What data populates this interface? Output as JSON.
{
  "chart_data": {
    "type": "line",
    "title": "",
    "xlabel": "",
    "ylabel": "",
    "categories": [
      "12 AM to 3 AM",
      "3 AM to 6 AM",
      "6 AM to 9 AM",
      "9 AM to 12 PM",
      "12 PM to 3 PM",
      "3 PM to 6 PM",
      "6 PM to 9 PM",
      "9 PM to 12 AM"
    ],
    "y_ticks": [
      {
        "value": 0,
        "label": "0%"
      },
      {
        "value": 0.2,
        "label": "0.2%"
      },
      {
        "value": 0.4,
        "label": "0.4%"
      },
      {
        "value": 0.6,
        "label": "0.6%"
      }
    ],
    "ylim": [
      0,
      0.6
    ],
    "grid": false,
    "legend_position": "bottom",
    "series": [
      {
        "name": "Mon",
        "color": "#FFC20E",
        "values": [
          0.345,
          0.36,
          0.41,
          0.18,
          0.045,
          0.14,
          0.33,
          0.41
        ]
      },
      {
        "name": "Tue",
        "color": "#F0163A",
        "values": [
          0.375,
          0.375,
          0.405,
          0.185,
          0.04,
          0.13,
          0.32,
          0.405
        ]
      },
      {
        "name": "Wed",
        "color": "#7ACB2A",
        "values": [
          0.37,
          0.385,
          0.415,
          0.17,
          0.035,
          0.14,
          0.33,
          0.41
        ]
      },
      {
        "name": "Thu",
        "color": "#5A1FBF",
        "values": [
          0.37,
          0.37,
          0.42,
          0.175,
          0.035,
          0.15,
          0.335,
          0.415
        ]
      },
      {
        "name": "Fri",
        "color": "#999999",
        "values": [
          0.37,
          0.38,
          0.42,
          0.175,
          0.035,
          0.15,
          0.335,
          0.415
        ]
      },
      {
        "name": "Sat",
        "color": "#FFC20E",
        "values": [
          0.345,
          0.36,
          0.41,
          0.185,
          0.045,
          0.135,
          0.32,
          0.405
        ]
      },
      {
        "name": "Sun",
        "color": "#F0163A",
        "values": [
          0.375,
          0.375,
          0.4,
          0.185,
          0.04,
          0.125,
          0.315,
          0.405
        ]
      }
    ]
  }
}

What is needed:
Reply with one number only: the count of lines in the entries that contain "name".

Output:
7